**** DATA TO USE ****

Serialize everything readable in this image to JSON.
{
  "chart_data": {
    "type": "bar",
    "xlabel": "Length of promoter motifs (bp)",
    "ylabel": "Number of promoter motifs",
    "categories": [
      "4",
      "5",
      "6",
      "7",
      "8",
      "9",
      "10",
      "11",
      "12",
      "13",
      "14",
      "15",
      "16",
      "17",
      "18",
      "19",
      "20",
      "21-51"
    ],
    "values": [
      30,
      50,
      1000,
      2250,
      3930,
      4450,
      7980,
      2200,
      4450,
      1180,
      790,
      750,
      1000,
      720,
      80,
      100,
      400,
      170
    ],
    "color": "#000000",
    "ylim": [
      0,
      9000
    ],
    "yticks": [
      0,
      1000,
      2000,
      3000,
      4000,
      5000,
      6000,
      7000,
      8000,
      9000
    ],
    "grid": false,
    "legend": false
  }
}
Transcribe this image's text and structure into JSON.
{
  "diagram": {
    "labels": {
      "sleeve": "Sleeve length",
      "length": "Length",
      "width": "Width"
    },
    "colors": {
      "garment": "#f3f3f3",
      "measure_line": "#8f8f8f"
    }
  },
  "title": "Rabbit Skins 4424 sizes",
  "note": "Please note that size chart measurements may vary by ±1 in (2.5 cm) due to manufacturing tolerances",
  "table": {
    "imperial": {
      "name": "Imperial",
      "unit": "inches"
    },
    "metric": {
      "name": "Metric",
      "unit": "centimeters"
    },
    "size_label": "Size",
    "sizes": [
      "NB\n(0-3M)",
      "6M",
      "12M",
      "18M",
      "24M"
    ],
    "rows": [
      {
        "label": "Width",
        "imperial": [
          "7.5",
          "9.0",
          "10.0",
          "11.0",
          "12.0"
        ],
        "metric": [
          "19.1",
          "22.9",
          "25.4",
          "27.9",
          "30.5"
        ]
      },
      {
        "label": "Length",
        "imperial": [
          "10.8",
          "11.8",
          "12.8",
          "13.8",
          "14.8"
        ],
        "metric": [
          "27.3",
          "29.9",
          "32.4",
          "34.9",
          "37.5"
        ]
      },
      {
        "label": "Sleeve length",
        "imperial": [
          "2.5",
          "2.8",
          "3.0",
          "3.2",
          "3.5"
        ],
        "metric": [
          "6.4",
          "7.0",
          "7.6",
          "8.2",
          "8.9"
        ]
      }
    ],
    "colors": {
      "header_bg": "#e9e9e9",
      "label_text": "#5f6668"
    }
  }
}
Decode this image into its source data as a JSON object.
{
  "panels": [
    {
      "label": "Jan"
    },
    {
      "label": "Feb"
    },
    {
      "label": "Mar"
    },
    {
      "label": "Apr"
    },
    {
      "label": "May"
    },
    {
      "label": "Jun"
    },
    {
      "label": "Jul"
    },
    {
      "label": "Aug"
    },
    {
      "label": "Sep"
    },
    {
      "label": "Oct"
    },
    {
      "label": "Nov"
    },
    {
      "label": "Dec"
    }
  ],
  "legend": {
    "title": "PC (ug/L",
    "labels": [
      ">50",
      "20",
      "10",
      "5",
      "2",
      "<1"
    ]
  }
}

****

### WHAT THE EXERCISE ASKS
The records above should be repeated in full, exactly as given.

### ANSWER TO THE TASK
Serialize everything readable in this image to JSON.
{
  "chart_data": {
    "type": "bar",
    "xlabel": "Length of promoter motifs (bp)",
    "ylabel": "Number of promoter motifs",
    "categories": [
      "4",
      "5",
      "6",
      "7",
      "8",
      "9",
      "10",
      "11",
      "12",
      "13",
      "14",
      "15",
      "16",
      "17",
      "18",
      "19",
      "20",
      "21-51"
    ],
    "values": [
      30,
      50,
      1000,
      2250,
      3930,
      4450,
      7980,
      2200,
      4450,
      1180,
      790,
      750,
      1000,
      720,
      80,
      100,
      400,
      170
    ],
    "color": "#000000",
    "ylim": [
      0,
      9000
    ],
    "yticks": [
      0,
      1000,
      2000,
      3000,
      4000,
      5000,
      6000,
      7000,
      8000,
      9000
    ],
    "grid": false,
    "legend": false
  }
}
Transcribe this image's text and structure into JSON.
{
  "diagram": {
    "labels": {
      "sleeve": "Sleeve length",
      "length": "Length",
      "width": "Width"
    },
    "colors": {
      "garment": "#f3f3f3",
      "measure_line": "#8f8f8f"
    }
  },
  "title": "Rabbit Skins 4424 sizes",
  "note": "Please note that size chart measurements may vary by ±1 in (2.5 cm) due to manufacturing tolerances",
  "table": {
    "imperial": {
      "name": "Imperial",
      "unit": "inches"
    },
    "metric": {
      "name": "Metric",
      "unit": "centimeters"
    },
    "size_label": "Size",
    "sizes": [
      "NB\n(0-3M)",
      "6M",
      "12M",
      "18M",
      "24M"
    ],
    "rows": [
      {
        "label": "Width",
        "imperial": [
          "7.5",
          "9.0",
          "10.0",
          "11.0",
          "12.0"
        ],
        "metric": [
          "19.1",
          "22.9",
          "25.4",
          "27.9",
          "30.5"
        ]
      },
      {
        "label": "Length",
        "imperial": [
          "10.8",
          "11.8",
          "12.8",
          "13.8",
          "14.8"
        ],
        "metric": [
          "27.3",
          "29.9",
          "32.4",
          "34.9",
          "37.5"
        ]
      },
      {
        "label": "Sleeve length",
        "imperial": [
          "2.5",
          "2.8",
          "3.0",
          "3.2",
          "3.5"
        ],
        "metric": [
          "6.4",
          "7.0",
          "7.6",
          "8.2",
          "8.9"
        ]
      }
    ],
    "colors": {
      "header_bg": "#e9e9e9",
      "label_text": "#5f6668"
    }
  }
}
Decode this image into its source data as a JSON object.
{
  "panels": [
    {
      "label": "Jan"
    },
    {
      "label": "Feb"
    },
    {
      "label": "Mar"
    },
    {
      "label": "Apr"
    },
    {
      "label": "May"
    },
    {
      "label": "Jun"
    },
    {
      "label": "Jul"
    },
    {
      "label": "Aug"
    },
    {
      "label": "Sep"
    },
    {
      "label": "Oct"
    },
    {
      "label": "Nov"
    },
    {
      "label": "Dec"
    }
  ],
  "legend": {
    "title": "PC (ug/L",
    "labels": [
      ">50",
      "20",
      "10",
      "5",
      "2",
      "<1"
    ]
  }
}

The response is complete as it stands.